**RECORDS FOR THIS TASK**

>> BEGIN

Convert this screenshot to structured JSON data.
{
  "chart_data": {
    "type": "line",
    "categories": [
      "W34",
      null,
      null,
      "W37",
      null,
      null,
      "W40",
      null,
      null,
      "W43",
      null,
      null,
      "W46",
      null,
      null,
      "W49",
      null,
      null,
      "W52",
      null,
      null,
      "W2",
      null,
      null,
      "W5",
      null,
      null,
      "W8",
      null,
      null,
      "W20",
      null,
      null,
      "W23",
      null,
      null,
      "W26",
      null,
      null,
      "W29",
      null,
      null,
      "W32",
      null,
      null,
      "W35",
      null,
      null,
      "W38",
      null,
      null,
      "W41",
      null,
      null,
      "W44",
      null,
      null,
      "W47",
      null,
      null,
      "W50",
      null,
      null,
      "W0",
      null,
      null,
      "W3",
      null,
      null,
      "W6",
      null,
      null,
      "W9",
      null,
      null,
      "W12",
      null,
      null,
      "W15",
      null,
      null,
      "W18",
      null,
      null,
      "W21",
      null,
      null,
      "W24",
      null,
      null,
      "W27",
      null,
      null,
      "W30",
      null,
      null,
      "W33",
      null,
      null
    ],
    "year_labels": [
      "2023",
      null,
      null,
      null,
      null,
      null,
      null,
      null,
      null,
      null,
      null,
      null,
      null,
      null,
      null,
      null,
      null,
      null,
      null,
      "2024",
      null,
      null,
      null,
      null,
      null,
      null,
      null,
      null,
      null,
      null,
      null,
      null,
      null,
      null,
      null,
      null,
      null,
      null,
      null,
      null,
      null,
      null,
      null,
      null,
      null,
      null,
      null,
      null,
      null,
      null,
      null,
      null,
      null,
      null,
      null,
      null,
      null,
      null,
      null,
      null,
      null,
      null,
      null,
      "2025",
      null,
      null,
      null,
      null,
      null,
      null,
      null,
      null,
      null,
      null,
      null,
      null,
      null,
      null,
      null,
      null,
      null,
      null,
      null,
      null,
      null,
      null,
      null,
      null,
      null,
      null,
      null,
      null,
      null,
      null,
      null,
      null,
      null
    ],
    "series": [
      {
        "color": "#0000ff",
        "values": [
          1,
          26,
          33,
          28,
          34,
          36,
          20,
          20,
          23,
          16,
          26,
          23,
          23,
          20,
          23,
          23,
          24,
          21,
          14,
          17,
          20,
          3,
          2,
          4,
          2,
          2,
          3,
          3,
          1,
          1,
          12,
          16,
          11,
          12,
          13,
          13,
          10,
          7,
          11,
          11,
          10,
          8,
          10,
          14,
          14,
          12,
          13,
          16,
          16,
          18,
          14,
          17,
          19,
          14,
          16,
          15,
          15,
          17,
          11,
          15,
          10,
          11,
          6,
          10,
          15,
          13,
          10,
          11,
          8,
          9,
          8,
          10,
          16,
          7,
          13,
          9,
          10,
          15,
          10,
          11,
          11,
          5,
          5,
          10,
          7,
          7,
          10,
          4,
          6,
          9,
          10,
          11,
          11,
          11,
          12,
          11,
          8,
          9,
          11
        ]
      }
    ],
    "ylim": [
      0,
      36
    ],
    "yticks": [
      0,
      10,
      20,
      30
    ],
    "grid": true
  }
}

>> END
>> BEGIN

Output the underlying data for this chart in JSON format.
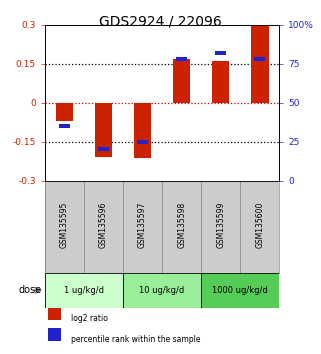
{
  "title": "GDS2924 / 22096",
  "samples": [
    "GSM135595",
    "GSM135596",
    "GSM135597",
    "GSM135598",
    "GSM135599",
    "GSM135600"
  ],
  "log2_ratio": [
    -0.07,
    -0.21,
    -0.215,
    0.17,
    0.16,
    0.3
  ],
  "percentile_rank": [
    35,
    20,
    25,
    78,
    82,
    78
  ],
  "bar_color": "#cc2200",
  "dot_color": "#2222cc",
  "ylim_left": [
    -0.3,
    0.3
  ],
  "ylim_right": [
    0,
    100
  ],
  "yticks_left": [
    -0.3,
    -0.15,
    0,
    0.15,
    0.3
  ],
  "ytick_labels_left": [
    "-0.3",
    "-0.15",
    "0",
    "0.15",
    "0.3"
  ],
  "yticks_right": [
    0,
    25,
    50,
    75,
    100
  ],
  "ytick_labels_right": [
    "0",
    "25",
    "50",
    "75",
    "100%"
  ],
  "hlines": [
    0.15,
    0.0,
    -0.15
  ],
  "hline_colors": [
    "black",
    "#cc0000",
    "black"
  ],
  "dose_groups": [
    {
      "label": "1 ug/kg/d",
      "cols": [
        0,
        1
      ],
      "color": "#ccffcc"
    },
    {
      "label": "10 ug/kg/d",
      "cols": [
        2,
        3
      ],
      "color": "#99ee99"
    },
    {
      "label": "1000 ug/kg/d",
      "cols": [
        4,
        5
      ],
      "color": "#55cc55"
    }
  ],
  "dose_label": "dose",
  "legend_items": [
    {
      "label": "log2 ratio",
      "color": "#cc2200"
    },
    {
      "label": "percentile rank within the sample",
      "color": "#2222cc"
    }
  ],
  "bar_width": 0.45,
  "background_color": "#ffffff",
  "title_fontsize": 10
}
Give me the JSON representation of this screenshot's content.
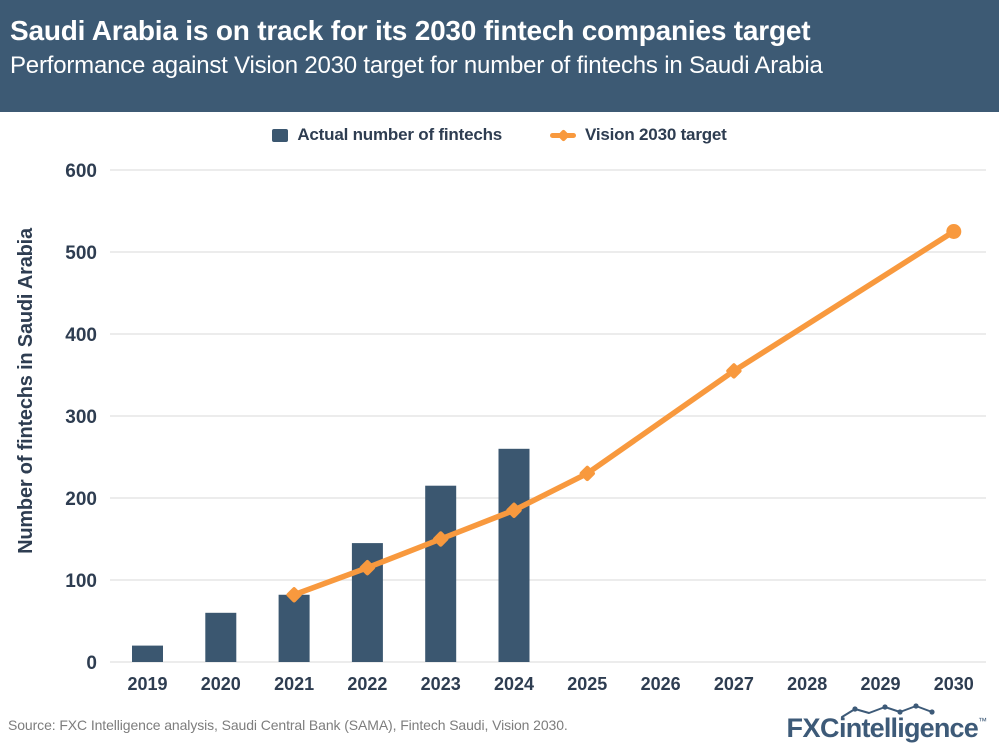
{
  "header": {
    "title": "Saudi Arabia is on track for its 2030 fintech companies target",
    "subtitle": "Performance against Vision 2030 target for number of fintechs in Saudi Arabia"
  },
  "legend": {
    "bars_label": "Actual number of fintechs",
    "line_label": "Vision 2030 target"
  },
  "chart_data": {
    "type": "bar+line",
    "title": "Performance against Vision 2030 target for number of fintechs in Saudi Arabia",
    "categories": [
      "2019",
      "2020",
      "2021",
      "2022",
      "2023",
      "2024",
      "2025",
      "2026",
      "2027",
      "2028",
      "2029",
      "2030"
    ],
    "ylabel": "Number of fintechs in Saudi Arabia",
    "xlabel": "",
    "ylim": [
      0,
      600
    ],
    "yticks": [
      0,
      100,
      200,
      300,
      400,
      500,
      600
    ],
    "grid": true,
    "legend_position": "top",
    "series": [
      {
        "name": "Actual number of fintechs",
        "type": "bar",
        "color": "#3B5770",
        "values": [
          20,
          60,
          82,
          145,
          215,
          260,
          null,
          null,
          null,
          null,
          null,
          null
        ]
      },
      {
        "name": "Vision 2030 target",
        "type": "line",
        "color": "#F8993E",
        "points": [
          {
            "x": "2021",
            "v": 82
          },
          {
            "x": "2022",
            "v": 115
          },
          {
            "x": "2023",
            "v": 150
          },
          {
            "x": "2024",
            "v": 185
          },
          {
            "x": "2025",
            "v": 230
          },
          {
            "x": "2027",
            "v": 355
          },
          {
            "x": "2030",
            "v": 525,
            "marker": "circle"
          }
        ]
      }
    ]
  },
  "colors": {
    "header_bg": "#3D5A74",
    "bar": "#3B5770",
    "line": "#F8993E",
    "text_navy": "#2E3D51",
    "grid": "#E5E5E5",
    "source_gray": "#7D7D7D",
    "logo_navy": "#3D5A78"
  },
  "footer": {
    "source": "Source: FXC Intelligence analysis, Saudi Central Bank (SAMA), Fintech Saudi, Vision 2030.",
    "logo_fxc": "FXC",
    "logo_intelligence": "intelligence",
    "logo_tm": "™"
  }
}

>> END

**YOUR TASK**
Report how many lines include the word "fintechs". Give nothing but the number.

**OUTPUT OF THE EXERCISE**
5